Items from a data source:

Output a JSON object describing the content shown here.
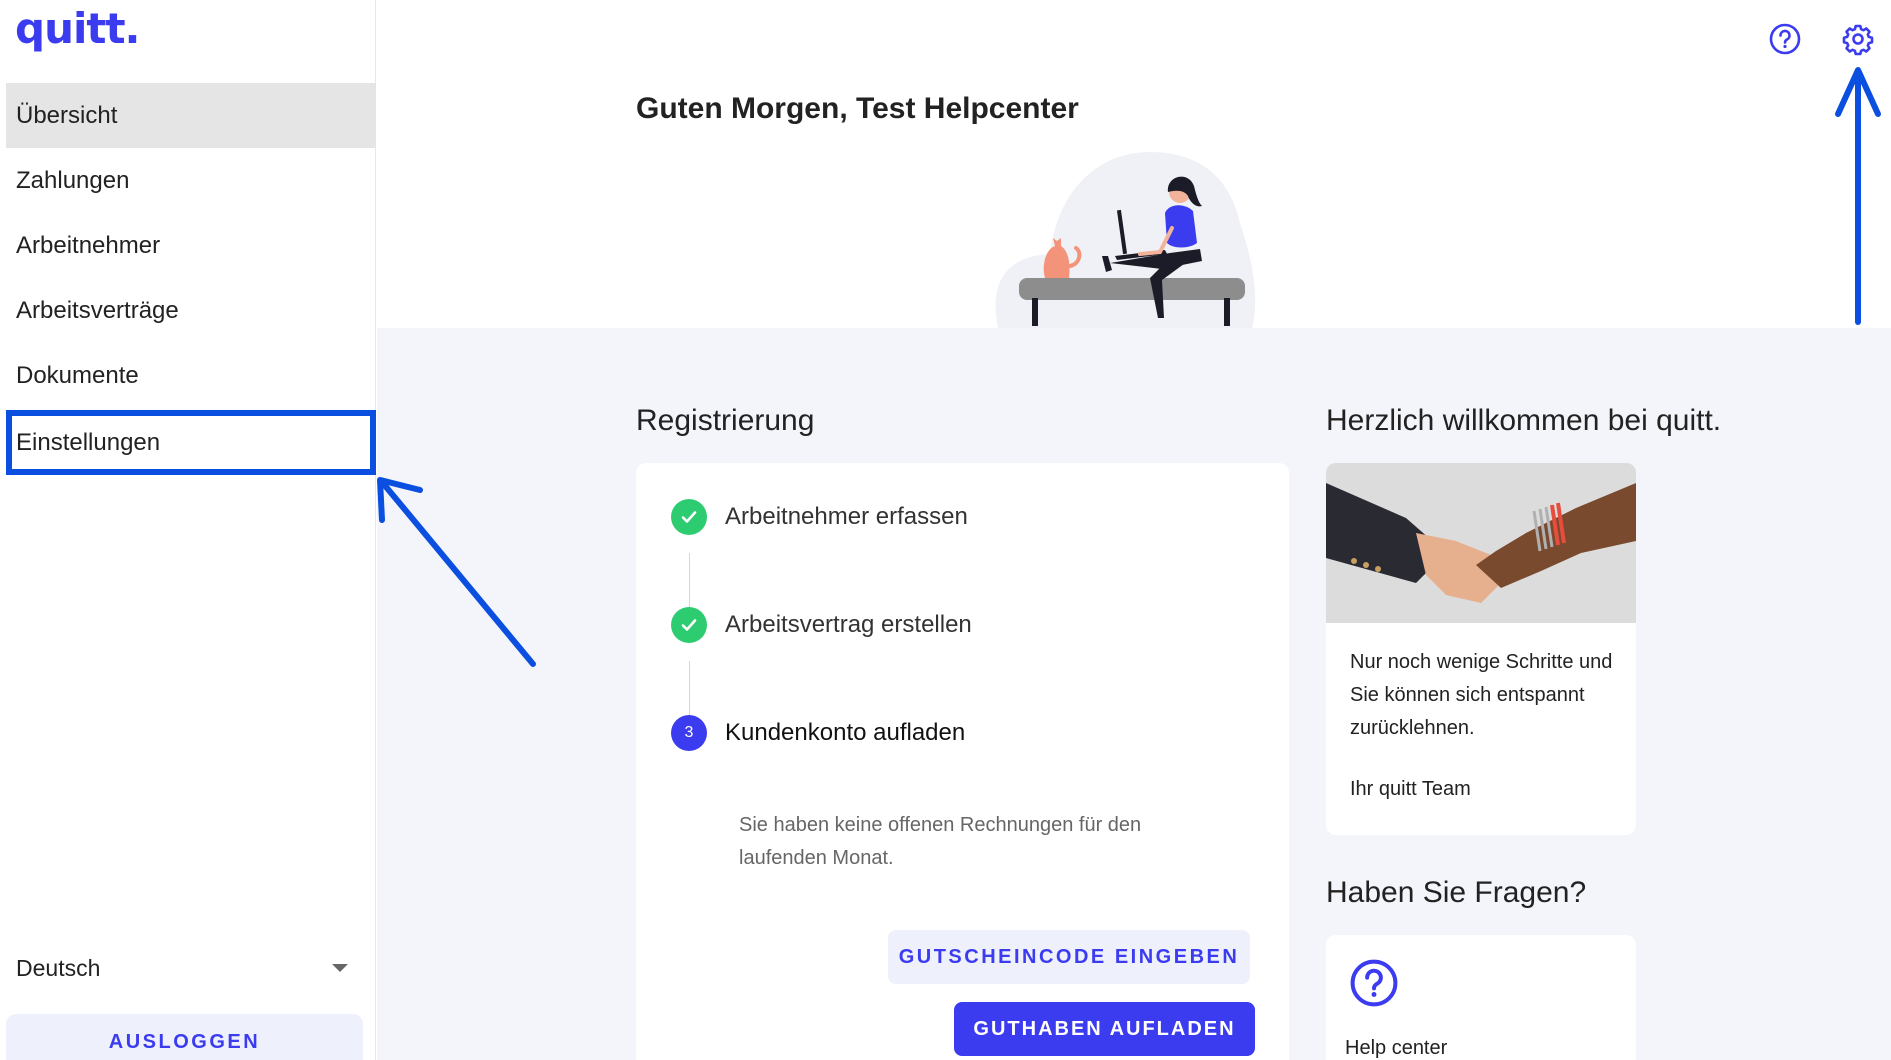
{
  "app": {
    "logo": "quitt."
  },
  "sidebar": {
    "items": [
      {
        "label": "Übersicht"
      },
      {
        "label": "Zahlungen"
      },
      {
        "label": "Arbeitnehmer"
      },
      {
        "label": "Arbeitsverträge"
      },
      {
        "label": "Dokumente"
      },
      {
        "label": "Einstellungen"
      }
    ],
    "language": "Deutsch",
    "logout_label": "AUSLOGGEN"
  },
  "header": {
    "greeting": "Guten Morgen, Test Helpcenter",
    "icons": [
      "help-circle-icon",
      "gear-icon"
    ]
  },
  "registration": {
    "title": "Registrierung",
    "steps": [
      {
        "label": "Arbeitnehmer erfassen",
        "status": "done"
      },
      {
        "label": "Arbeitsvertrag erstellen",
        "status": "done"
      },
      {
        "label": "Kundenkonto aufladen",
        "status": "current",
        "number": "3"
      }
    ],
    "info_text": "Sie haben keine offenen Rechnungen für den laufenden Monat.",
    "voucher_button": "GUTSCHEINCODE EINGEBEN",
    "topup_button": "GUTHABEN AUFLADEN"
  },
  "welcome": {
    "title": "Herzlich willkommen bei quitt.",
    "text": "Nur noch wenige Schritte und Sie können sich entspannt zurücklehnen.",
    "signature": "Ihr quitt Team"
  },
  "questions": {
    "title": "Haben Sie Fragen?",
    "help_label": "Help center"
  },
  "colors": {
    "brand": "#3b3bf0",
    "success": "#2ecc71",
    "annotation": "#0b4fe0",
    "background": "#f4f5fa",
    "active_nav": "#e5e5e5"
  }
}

==

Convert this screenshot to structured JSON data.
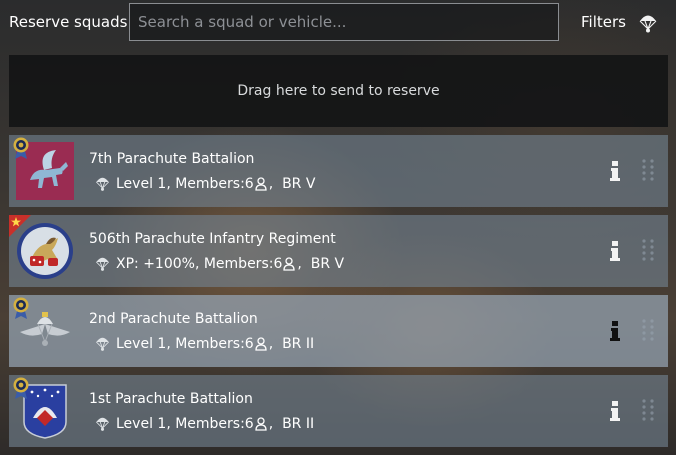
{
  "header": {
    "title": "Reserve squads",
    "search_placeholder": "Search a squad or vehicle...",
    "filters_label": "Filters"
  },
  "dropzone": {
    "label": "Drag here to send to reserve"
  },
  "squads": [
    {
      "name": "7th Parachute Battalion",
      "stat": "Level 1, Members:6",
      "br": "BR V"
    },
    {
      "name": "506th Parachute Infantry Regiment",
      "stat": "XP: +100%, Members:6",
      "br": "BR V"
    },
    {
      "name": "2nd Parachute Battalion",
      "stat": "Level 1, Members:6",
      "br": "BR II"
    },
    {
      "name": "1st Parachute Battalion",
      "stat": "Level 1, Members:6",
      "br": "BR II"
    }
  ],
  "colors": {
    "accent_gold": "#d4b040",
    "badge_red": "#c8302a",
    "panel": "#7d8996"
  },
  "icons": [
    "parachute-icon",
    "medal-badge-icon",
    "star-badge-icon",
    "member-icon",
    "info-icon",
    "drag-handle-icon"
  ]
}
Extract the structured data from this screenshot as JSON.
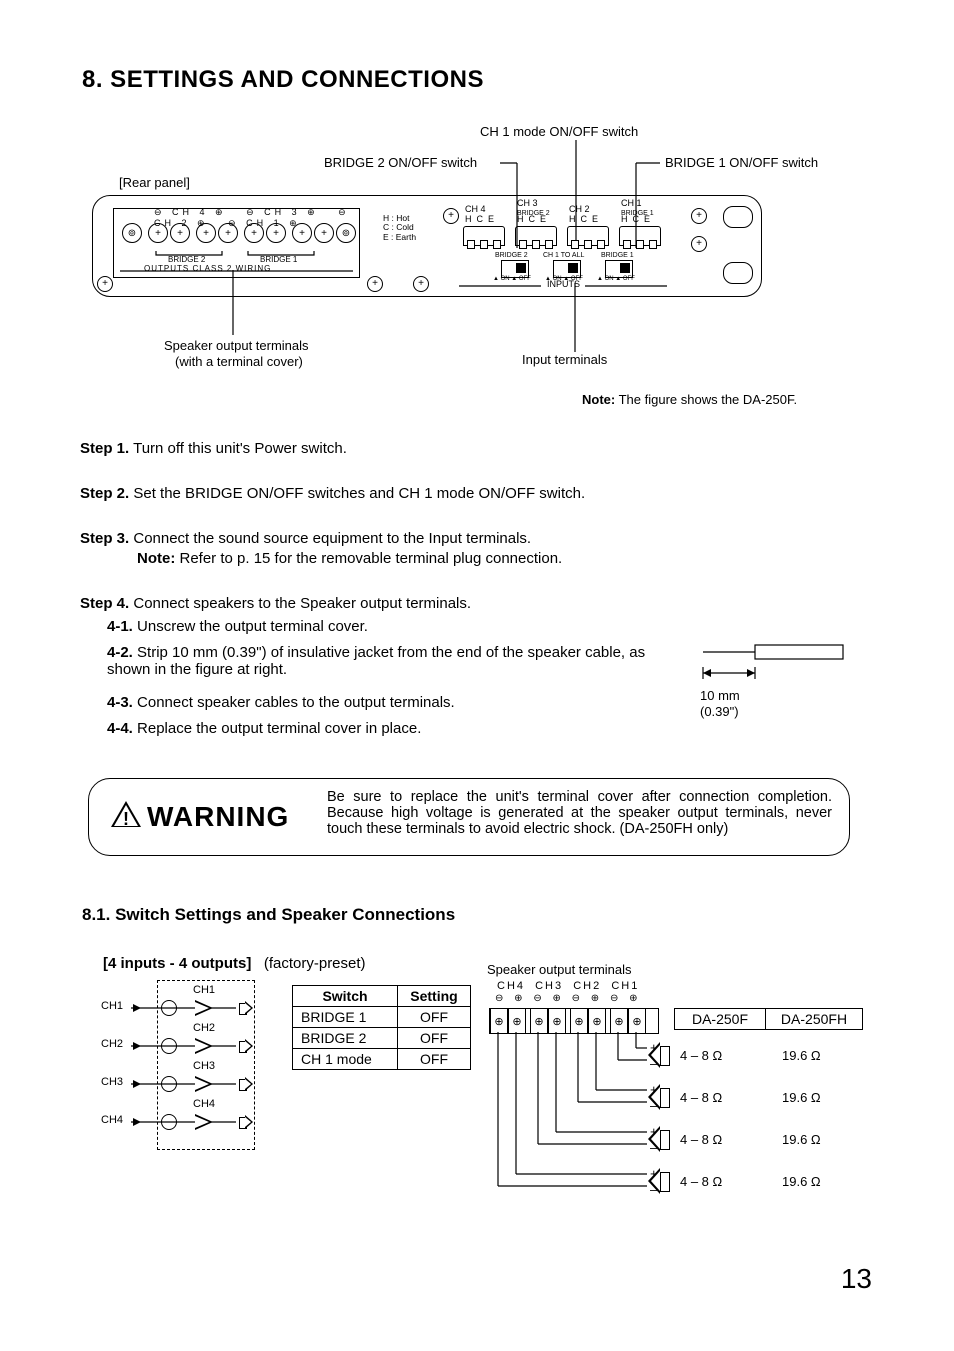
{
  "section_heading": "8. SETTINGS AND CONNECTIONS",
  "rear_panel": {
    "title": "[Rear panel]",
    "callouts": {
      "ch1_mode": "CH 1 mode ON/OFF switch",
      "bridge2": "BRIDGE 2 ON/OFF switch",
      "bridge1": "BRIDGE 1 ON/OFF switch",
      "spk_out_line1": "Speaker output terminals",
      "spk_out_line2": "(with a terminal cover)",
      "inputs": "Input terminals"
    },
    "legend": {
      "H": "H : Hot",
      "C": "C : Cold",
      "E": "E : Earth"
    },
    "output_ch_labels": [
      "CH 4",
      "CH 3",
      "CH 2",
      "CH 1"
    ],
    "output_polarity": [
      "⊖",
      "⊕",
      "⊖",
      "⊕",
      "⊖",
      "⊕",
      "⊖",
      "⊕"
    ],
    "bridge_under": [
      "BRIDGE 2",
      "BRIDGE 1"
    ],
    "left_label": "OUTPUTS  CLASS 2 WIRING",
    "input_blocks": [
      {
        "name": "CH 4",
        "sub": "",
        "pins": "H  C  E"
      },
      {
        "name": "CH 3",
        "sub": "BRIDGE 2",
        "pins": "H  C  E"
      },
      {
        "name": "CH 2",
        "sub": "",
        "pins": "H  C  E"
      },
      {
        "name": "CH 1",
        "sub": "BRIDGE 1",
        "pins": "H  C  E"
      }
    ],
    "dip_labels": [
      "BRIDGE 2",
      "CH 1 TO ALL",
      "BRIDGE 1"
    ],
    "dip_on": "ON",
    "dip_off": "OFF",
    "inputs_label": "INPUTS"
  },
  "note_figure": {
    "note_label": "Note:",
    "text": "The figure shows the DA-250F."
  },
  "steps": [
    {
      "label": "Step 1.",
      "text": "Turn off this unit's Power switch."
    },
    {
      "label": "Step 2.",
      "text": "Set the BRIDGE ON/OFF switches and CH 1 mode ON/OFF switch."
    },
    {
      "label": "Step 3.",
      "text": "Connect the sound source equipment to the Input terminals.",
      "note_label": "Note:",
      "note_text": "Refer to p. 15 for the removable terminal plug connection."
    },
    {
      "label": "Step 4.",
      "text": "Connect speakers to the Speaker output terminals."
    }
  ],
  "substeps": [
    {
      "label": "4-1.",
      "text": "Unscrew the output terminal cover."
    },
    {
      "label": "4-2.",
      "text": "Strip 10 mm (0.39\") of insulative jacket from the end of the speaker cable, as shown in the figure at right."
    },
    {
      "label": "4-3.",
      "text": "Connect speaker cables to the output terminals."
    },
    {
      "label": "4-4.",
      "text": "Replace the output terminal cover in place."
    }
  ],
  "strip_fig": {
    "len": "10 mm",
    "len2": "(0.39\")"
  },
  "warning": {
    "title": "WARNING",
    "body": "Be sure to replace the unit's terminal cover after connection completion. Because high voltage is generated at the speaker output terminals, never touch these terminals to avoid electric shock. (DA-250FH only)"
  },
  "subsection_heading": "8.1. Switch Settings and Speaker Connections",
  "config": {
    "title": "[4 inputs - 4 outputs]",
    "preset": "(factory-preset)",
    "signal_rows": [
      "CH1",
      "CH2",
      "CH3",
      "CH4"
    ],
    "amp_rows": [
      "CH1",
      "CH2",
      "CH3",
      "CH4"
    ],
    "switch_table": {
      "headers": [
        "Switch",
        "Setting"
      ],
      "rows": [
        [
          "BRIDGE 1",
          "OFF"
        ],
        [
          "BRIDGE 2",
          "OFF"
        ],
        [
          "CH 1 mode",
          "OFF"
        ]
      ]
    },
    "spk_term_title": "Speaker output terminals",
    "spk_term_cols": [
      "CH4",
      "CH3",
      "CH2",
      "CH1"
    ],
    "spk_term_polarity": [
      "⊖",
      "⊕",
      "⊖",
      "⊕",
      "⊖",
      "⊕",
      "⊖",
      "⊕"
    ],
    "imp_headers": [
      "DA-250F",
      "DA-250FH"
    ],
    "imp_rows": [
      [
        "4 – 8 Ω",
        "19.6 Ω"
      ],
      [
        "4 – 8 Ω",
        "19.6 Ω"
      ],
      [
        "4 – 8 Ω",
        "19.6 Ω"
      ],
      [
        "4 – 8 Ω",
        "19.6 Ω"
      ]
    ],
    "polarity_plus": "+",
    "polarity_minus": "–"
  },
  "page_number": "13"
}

**Stated task**.
Show every line in the entries where the string "screenshot" occurs.

**Solution to this problem**.
Convert this screenshot to structured JSON data.
Extract the structured data from this screenshot as JSON.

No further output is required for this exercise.